Input rows ::
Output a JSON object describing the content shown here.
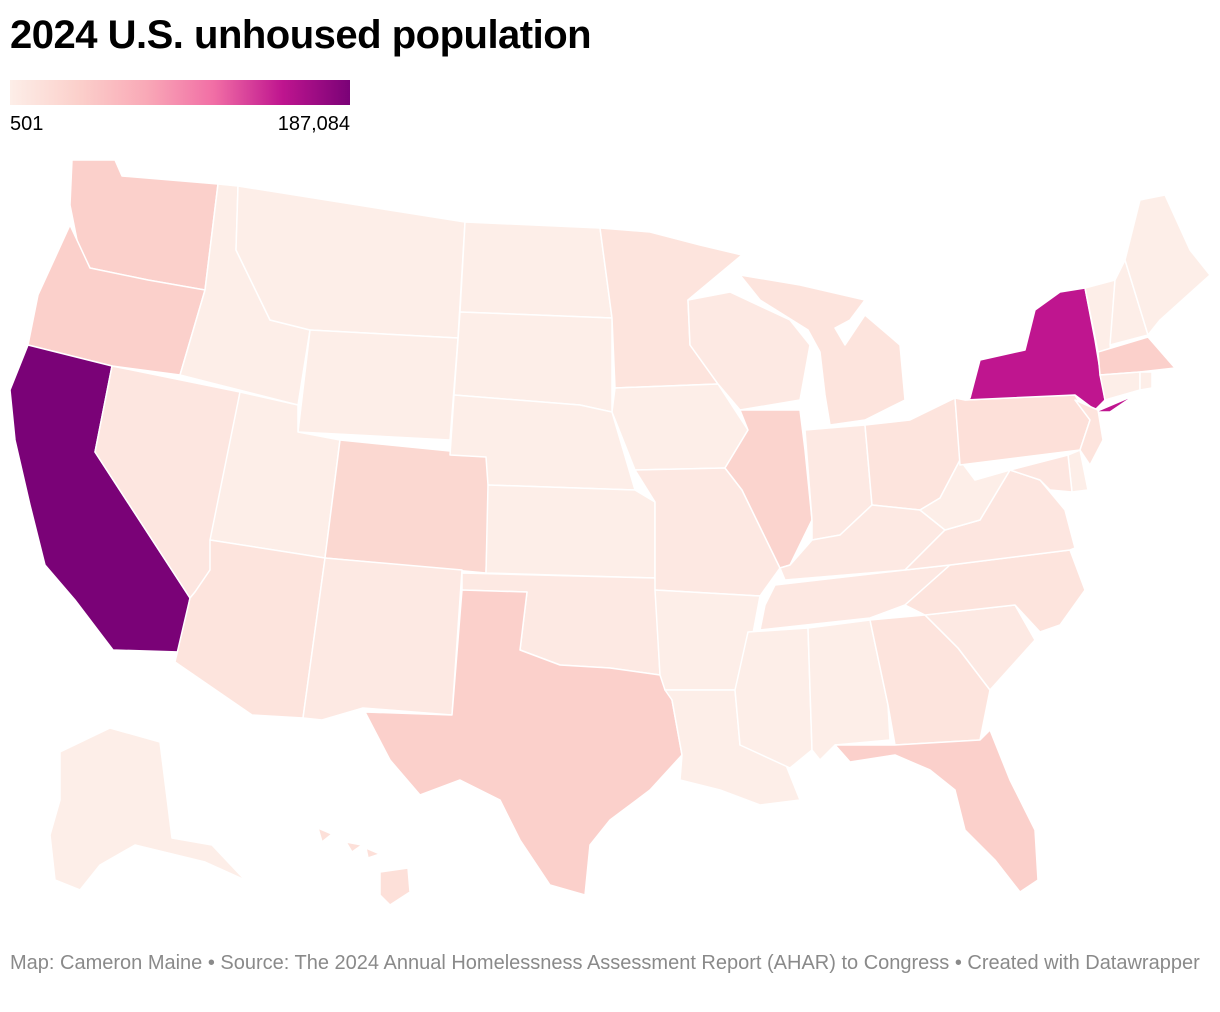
{
  "title": "2024 U.S. unhoused population",
  "legend": {
    "min_label": "501",
    "max_label": "187,084",
    "min_value": 501,
    "max_value": 187084,
    "colors": [
      "#fdeee8",
      "#fbd0cb",
      "#f9a9b7",
      "#f16ea5",
      "#bf158f",
      "#7a0277"
    ]
  },
  "footer": {
    "text": "Map: Cameron Maine • Source: The 2024 Annual Homelessness Assessment Report (AHAR) to Congress  • Created with Datawrapper"
  },
  "states": [
    {
      "name": "Washington",
      "color": "#fbd0cb"
    },
    {
      "name": "Oregon",
      "color": "#fbd0cb"
    },
    {
      "name": "California",
      "color": "#7a0277"
    },
    {
      "name": "Nevada",
      "color": "#fde6e0"
    },
    {
      "name": "Idaho",
      "color": "#fdeee8"
    },
    {
      "name": "Montana",
      "color": "#fdeee8"
    },
    {
      "name": "Wyoming",
      "color": "#fdeee8"
    },
    {
      "name": "Utah",
      "color": "#fdeee8"
    },
    {
      "name": "Colorado",
      "color": "#fbd8d1"
    },
    {
      "name": "Arizona",
      "color": "#fde4dd"
    },
    {
      "name": "New Mexico",
      "color": "#fde9e3"
    },
    {
      "name": "North Dakota",
      "color": "#fdeee8"
    },
    {
      "name": "South Dakota",
      "color": "#fdeee8"
    },
    {
      "name": "Nebraska",
      "color": "#fdeee8"
    },
    {
      "name": "Kansas",
      "color": "#fdeee8"
    },
    {
      "name": "Oklahoma",
      "color": "#fde9e3"
    },
    {
      "name": "Texas",
      "color": "#fbd0cb"
    },
    {
      "name": "Minnesota",
      "color": "#fde4dd"
    },
    {
      "name": "Iowa",
      "color": "#fdeee8"
    },
    {
      "name": "Missouri",
      "color": "#fde8e2"
    },
    {
      "name": "Arkansas",
      "color": "#fdeee8"
    },
    {
      "name": "Louisiana",
      "color": "#fdeee8"
    },
    {
      "name": "Wisconsin",
      "color": "#fde9e3"
    },
    {
      "name": "Illinois",
      "color": "#fbd4ce"
    },
    {
      "name": "Michigan",
      "color": "#fde4dd"
    },
    {
      "name": "Indiana",
      "color": "#fde9e3"
    },
    {
      "name": "Ohio",
      "color": "#fde4dd"
    },
    {
      "name": "Kentucky",
      "color": "#fde9e3"
    },
    {
      "name": "Tennessee",
      "color": "#fde8e2"
    },
    {
      "name": "Mississippi",
      "color": "#fdeee8"
    },
    {
      "name": "Alabama",
      "color": "#fdeee8"
    },
    {
      "name": "Georgia",
      "color": "#fde4dd"
    },
    {
      "name": "Florida",
      "color": "#fbd0cb"
    },
    {
      "name": "South Carolina",
      "color": "#fde9e3"
    },
    {
      "name": "North Carolina",
      "color": "#fde4dd"
    },
    {
      "name": "Virginia",
      "color": "#fde6e0"
    },
    {
      "name": "West Virginia",
      "color": "#fdeee8"
    },
    {
      "name": "Pennsylvania",
      "color": "#fde0d9"
    },
    {
      "name": "New York",
      "color": "#bf158f"
    },
    {
      "name": "Vermont",
      "color": "#fdeee8"
    },
    {
      "name": "New Hampshire",
      "color": "#fdeee8"
    },
    {
      "name": "Maine",
      "color": "#fdeee8"
    },
    {
      "name": "Massachusetts",
      "color": "#fbd0cb"
    },
    {
      "name": "Connecticut",
      "color": "#fdeee8"
    },
    {
      "name": "Rhode Island",
      "color": "#fdeee8"
    },
    {
      "name": "New Jersey",
      "color": "#fde4dd"
    },
    {
      "name": "Delaware",
      "color": "#fdeee8"
    },
    {
      "name": "Maryland",
      "color": "#fde6e0"
    },
    {
      "name": "Alaska",
      "color": "#fdeee8"
    },
    {
      "name": "Hawaii",
      "color": "#fde0d9"
    }
  ]
}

Exercise task :: Reproduce each line from the records that contains the word "Dakota".

Solution to this task ::
      "name": "North Dakota",
      "name": "South Dakota",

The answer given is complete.